— begin —
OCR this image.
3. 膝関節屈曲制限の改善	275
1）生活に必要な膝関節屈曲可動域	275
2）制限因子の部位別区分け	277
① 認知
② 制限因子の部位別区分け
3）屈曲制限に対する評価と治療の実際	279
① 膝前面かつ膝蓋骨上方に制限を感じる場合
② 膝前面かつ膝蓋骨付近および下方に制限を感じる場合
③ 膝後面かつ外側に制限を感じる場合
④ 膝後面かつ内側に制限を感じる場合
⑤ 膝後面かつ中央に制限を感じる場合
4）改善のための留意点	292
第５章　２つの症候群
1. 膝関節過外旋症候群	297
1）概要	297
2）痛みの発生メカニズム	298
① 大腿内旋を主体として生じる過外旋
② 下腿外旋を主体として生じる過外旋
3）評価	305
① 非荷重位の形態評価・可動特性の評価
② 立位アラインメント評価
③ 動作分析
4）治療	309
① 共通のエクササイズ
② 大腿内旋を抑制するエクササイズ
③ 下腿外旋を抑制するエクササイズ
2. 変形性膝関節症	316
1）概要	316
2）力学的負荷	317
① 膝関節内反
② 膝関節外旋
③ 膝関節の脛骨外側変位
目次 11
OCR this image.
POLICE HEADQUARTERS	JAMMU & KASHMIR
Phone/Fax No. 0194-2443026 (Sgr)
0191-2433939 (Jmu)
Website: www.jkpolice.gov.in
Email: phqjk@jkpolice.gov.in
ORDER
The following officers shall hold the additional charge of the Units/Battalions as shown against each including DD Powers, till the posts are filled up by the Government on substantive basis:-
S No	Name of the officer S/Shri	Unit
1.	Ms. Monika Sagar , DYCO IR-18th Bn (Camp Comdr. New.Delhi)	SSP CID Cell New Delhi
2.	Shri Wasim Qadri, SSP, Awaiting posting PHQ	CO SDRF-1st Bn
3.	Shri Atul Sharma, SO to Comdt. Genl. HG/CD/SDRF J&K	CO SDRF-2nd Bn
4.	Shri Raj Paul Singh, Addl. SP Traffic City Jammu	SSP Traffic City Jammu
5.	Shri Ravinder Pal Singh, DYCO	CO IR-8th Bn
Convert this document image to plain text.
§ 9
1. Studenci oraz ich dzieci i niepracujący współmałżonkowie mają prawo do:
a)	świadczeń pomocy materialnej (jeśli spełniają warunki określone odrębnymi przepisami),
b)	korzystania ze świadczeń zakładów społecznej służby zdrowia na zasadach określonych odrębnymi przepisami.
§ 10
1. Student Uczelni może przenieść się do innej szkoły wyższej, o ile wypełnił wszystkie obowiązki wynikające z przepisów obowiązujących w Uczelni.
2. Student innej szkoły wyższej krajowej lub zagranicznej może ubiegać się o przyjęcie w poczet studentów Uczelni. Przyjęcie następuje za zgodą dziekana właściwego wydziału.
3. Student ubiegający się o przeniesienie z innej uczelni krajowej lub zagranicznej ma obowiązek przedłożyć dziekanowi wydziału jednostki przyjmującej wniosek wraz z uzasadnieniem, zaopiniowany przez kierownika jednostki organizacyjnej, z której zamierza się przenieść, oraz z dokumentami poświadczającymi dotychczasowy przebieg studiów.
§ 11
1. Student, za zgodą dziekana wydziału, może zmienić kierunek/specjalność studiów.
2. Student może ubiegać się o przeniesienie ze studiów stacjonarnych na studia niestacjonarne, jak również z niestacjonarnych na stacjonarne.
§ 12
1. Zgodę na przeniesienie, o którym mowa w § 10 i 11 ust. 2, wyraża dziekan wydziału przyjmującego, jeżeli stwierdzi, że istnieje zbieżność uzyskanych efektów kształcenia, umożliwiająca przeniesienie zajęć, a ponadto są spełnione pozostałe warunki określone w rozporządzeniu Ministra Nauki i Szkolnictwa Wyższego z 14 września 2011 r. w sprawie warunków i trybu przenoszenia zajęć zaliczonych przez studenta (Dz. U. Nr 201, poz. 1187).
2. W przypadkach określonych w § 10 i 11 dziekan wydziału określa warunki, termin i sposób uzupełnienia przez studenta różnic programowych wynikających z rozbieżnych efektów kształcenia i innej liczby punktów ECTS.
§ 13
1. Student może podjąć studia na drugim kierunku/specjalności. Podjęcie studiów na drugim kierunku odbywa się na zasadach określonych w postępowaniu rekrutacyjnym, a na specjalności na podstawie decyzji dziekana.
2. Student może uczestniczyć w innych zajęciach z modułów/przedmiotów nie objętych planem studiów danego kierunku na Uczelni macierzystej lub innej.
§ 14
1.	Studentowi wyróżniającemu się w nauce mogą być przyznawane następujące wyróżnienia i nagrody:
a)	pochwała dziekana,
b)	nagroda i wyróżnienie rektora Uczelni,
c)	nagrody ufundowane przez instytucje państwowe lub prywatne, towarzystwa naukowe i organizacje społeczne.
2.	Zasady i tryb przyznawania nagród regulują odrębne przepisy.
— end —
• WRITTEN REQUEST:
Search the data above for lines holding "nagrody" and copy each of them.

• THE SOLUTION:
1.	Studentowi wyróżniającemu się w nauce mogą być przyznawane następujące wyróżnienia i nagrody:
c)	nagrody ufundowane przez instytucje państwowe lub prywatne, towarzystwa naukowe i organizacje społeczne.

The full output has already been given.